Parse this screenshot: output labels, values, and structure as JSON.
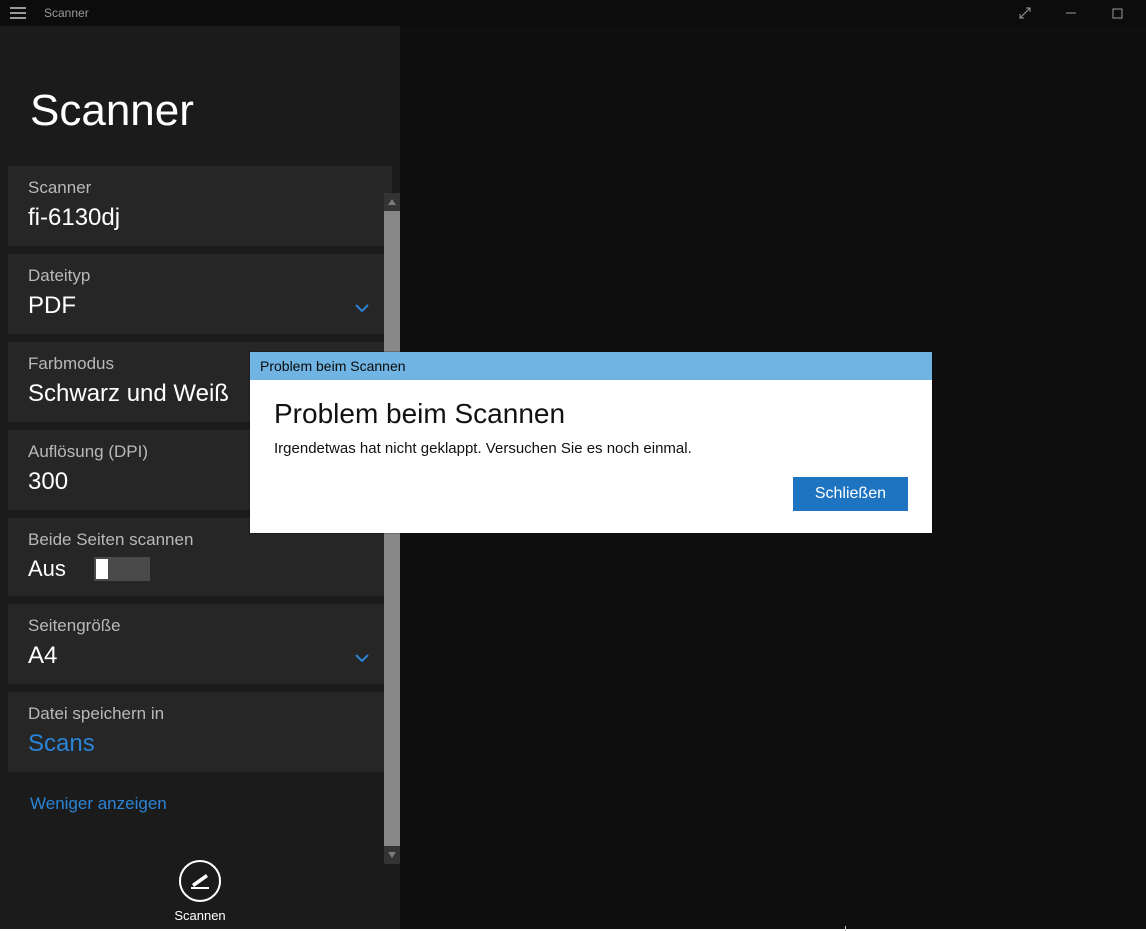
{
  "window": {
    "title": "Scanner"
  },
  "heading": "Scanner",
  "settings": {
    "scanner": {
      "label": "Scanner",
      "value": "fi-6130dj"
    },
    "file_type": {
      "label": "Dateityp",
      "value": "PDF"
    },
    "color_mode": {
      "label": "Farbmodus",
      "value": "Schwarz und Weiß"
    },
    "resolution": {
      "label": "Auflösung (DPI)",
      "value": "300"
    },
    "both_sides": {
      "label": "Beide Seiten scannen",
      "state": "Aus"
    },
    "page_size": {
      "label": "Seitengröße",
      "value": "A4"
    },
    "save_to": {
      "label": "Datei speichern in",
      "value": "Scans"
    }
  },
  "less_link": "Weniger anzeigen",
  "scan_button": "Scannen",
  "dialog": {
    "titlebar": "Problem beim Scannen",
    "heading": "Problem beim Scannen",
    "message": "Irgendetwas hat nicht geklappt. Versuchen Sie es noch einmal.",
    "close": "Schließen"
  }
}
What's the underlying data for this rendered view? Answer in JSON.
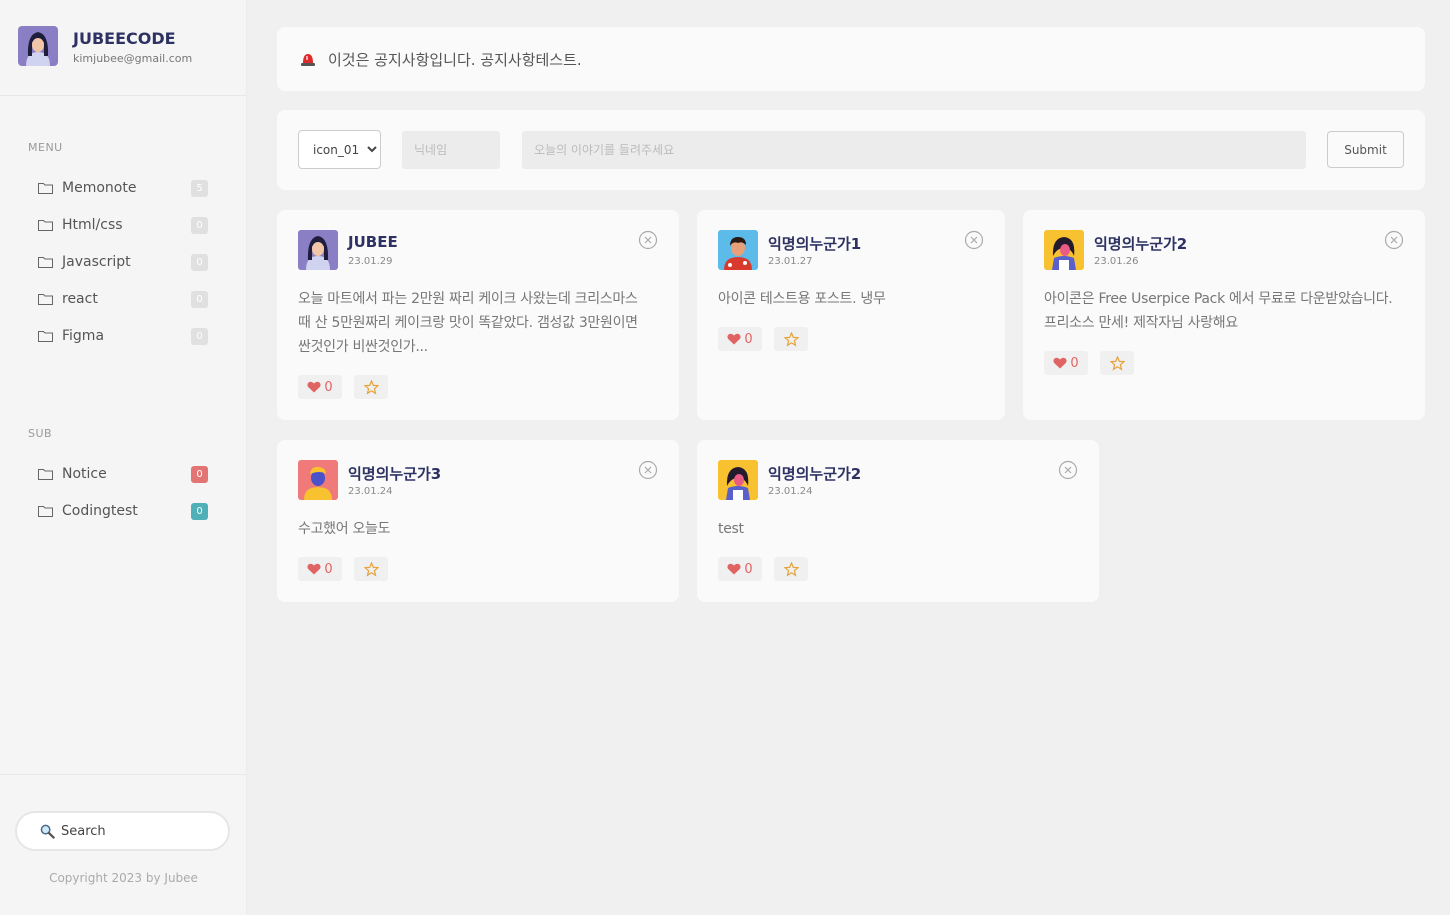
{
  "profile": {
    "name": "JUBEECODE",
    "email": "kimjubee@gmail.com"
  },
  "menu": {
    "title": "MENU",
    "items": [
      {
        "label": "Memonote",
        "count": "5"
      },
      {
        "label": "Html/css",
        "count": "0"
      },
      {
        "label": "Javascript",
        "count": "0"
      },
      {
        "label": "react",
        "count": "0"
      },
      {
        "label": "Figma",
        "count": "0"
      }
    ]
  },
  "sub": {
    "title": "SUB",
    "items": [
      {
        "label": "Notice",
        "count": "0",
        "color": "#e27474"
      },
      {
        "label": "Codingtest",
        "count": "0",
        "color": "#4fb0b8"
      }
    ]
  },
  "search": {
    "placeholder": "Search"
  },
  "copyright": "Copyright 2023 by Jubee",
  "notice": {
    "text": "이것은 공지사항입니다. 공지사항테스트.",
    "icon": "siren-icon"
  },
  "form": {
    "icon_select": "icon_01",
    "nickname_placeholder": "닉네임",
    "story_placeholder": "오늘의 이야기를 들려주세요",
    "submit_label": "Submit"
  },
  "posts": [
    {
      "name": "JUBEE",
      "date": "23.01.29",
      "body_lines": [
        "오늘 마트에서 파는 2만원 짜리 케이크 사왔는데 크리스마스",
        "때 산 5만원짜리 케이크랑 맛이 똑같았다. 갬성값 3만원이면",
        "싼것인가 비싼것인가..."
      ],
      "likes": "0",
      "avatar": "woman-purple"
    },
    {
      "name": "익명의누군가1",
      "date": "23.01.27",
      "body_lines": [
        "아이콘 테스트용 포스트. 냉무"
      ],
      "likes": "0",
      "avatar": "man-blue"
    },
    {
      "name": "익명의누군가2",
      "date": "23.01.26",
      "body_lines": [
        "아이콘은 Free Userpice Pack 에서 무료로 다운받았습니다.",
        "프리소스 만세! 제작자님 사랑해요"
      ],
      "likes": "0",
      "avatar": "woman-yellow"
    },
    {
      "name": "익명의누군가3",
      "date": "23.01.24",
      "body_lines": [
        "수고했어 오늘도"
      ],
      "likes": "0",
      "avatar": "man-pink"
    },
    {
      "name": "익명의누군가2",
      "date": "23.01.24",
      "body_lines": [
        "test"
      ],
      "likes": "0",
      "avatar": "woman-yellow"
    }
  ]
}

-=-=-=-=-

▸ **AIM OF THE TASK**: Your task is to repeat the material above exactly, without its pictures.

▸ **WRITTEN ANSWER**:
Parse this screenshot: output labels, values, and structure as JSON.
{
  "window": {
    "title": "Scanner"
  },
  "heading": "Scanner",
  "settings": {
    "scanner": {
      "label": "Scanner",
      "value": "fi-6130dj"
    },
    "file_type": {
      "label": "Dateityp",
      "value": "PDF"
    },
    "color_mode": {
      "label": "Farbmodus",
      "value": "Schwarz und Weiß"
    },
    "resolution": {
      "label": "Auflösung (DPI)",
      "value": "300"
    },
    "both_sides": {
      "label": "Beide Seiten scannen",
      "state": "Aus"
    },
    "page_size": {
      "label": "Seitengröße",
      "value": "A4"
    },
    "save_to": {
      "label": "Datei speichern in",
      "value": "Scans"
    }
  },
  "less_link": "Weniger anzeigen",
  "scan_button": "Scannen",
  "dialog": {
    "titlebar": "Problem beim Scannen",
    "heading": "Problem beim Scannen",
    "message": "Irgendetwas hat nicht geklappt. Versuchen Sie es noch einmal.",
    "close": "Schließen"
  }
}
What's the underlying data for this rendered view? Answer in JSON.
{
  "profile": {
    "name": "JUBEECODE",
    "email": "kimjubee@gmail.com"
  },
  "menu": {
    "title": "MENU",
    "items": [
      {
        "label": "Memonote",
        "count": "5"
      },
      {
        "label": "Html/css",
        "count": "0"
      },
      {
        "label": "Javascript",
        "count": "0"
      },
      {
        "label": "react",
        "count": "0"
      },
      {
        "label": "Figma",
        "count": "0"
      }
    ]
  },
  "sub": {
    "title": "SUB",
    "items": [
      {
        "label": "Notice",
        "count": "0",
        "color": "#e27474"
      },
      {
        "label": "Codingtest",
        "count": "0",
        "color": "#4fb0b8"
      }
    ]
  },
  "search": {
    "placeholder": "Search"
  },
  "copyright": "Copyright 2023 by Jubee",
  "notice": {
    "text": "이것은 공지사항입니다. 공지사항테스트.",
    "icon": "siren-icon"
  },
  "form": {
    "icon_select": "icon_01",
    "nickname_placeholder": "닉네임",
    "story_placeholder": "오늘의 이야기를 들려주세요",
    "submit_label": "Submit"
  },
  "posts": [
    {
      "name": "JUBEE",
      "date": "23.01.29",
      "body_lines": [
        "오늘 마트에서 파는 2만원 짜리 케이크 사왔는데 크리스마스",
        "때 산 5만원짜리 케이크랑 맛이 똑같았다. 갬성값 3만원이면",
        "싼것인가 비싼것인가..."
      ],
      "likes": "0",
      "avatar": "woman-purple"
    },
    {
      "name": "익명의누군가1",
      "date": "23.01.27",
      "body_lines": [
        "아이콘 테스트용 포스트. 냉무"
      ],
      "likes": "0",
      "avatar": "man-blue"
    },
    {
      "name": "익명의누군가2",
      "date": "23.01.26",
      "body_lines": [
        "아이콘은 Free Userpice Pack 에서 무료로 다운받았습니다.",
        "프리소스 만세! 제작자님 사랑해요"
      ],
      "likes": "0",
      "avatar": "woman-yellow"
    },
    {
      "name": "익명의누군가3",
      "date": "23.01.24",
      "body_lines": [
        "수고했어 오늘도"
      ],
      "likes": "0",
      "avatar": "man-pink"
    },
    {
      "name": "익명의누군가2",
      "date": "23.01.24",
      "body_lines": [
        "test"
      ],
      "likes": "0",
      "avatar": "woman-yellow"
    }
  ]
}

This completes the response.